◆ **EXERCISE DESCRIPTION**
From the records, pick out and copy each line containing "must".

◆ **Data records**
===
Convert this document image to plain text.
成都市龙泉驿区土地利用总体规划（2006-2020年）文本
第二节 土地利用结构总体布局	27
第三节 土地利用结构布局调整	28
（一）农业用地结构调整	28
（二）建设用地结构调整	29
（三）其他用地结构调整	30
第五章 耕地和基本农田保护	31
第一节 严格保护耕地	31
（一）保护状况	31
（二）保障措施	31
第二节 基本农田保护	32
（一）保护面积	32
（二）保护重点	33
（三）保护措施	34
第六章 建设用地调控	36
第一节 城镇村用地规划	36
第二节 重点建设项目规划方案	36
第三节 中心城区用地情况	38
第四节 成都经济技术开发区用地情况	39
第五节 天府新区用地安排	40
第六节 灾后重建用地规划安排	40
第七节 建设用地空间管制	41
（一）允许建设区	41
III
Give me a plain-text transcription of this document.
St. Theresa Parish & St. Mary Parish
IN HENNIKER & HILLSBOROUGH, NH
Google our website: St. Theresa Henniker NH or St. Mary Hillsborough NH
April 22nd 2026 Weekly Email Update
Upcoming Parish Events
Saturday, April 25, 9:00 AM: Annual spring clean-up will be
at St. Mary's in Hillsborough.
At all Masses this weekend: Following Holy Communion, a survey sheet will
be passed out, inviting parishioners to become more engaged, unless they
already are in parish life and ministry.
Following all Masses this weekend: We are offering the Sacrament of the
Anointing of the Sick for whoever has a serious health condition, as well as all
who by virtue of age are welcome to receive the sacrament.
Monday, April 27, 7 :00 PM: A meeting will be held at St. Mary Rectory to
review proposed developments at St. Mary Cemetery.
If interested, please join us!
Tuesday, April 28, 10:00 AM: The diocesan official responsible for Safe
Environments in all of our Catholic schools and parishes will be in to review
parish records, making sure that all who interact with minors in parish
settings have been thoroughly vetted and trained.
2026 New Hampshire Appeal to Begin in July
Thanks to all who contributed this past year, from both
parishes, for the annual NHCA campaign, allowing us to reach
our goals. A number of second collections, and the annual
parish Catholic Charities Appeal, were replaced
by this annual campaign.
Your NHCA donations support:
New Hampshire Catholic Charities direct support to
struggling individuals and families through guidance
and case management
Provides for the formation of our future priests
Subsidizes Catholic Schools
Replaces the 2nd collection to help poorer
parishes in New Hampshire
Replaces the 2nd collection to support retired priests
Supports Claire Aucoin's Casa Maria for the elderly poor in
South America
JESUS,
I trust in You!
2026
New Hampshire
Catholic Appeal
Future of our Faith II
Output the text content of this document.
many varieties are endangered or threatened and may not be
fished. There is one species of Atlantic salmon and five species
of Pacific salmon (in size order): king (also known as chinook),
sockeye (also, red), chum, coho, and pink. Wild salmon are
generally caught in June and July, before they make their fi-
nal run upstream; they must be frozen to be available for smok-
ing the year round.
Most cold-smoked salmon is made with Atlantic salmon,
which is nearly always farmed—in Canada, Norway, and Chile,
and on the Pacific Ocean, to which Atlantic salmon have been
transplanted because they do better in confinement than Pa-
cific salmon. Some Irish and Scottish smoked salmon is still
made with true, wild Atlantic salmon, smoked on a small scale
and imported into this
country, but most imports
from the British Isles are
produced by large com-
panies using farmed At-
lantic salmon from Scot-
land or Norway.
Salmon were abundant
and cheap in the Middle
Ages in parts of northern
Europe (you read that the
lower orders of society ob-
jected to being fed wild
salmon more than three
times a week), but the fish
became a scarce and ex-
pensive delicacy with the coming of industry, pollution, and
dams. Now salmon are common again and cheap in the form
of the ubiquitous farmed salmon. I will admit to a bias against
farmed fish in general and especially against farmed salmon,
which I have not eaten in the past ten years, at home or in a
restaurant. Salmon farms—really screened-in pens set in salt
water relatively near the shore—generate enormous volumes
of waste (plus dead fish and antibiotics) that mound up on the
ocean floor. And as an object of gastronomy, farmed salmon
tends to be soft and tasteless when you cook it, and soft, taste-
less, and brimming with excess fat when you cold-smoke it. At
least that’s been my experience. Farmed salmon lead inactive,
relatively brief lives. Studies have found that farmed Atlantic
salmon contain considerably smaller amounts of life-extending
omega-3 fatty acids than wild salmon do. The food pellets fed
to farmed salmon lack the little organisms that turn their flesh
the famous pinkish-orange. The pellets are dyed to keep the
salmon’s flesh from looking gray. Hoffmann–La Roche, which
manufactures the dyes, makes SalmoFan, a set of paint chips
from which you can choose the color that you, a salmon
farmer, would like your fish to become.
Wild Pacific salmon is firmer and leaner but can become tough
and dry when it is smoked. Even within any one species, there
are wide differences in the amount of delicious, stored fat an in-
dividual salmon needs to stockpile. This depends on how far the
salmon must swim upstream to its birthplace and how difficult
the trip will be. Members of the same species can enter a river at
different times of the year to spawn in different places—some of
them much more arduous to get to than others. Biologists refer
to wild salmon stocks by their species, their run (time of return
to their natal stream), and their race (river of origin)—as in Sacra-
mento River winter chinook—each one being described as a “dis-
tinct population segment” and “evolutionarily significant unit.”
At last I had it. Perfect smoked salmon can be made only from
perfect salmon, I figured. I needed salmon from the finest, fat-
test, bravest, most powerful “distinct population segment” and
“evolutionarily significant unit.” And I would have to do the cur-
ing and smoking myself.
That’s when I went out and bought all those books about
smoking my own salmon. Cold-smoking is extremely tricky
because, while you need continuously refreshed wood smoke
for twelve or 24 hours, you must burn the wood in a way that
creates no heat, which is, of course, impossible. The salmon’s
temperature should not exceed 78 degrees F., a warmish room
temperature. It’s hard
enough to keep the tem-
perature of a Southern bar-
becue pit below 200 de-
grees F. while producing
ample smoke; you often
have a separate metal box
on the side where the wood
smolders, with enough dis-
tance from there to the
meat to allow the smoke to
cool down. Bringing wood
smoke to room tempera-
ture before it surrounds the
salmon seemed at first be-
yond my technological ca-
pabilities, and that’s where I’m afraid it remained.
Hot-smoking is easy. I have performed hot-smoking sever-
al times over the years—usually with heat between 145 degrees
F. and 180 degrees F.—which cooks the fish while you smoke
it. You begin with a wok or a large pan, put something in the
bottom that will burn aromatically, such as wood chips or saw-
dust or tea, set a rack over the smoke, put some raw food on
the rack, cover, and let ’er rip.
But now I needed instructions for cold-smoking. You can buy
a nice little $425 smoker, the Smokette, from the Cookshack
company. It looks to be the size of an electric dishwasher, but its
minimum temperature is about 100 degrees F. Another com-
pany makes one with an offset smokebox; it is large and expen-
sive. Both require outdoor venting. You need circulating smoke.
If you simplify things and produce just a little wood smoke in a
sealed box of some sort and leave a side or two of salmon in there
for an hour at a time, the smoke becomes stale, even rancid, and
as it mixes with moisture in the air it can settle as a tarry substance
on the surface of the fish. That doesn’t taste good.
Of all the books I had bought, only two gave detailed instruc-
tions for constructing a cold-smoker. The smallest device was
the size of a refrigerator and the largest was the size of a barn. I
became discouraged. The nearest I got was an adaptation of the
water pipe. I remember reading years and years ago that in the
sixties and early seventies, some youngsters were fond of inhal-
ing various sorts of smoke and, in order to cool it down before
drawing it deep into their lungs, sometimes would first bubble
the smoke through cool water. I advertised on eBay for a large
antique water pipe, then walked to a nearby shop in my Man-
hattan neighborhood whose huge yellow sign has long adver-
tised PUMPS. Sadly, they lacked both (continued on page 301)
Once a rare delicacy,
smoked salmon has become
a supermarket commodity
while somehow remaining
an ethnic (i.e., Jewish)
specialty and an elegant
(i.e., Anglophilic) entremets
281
===
◆ **EXPECTED ANSWER**
nal run upstream; they must be frozen to be available for smok-
salmon must swim upstream to its birthplace and how difficult
for twelve or 24 hours, you must burn the wood in a way that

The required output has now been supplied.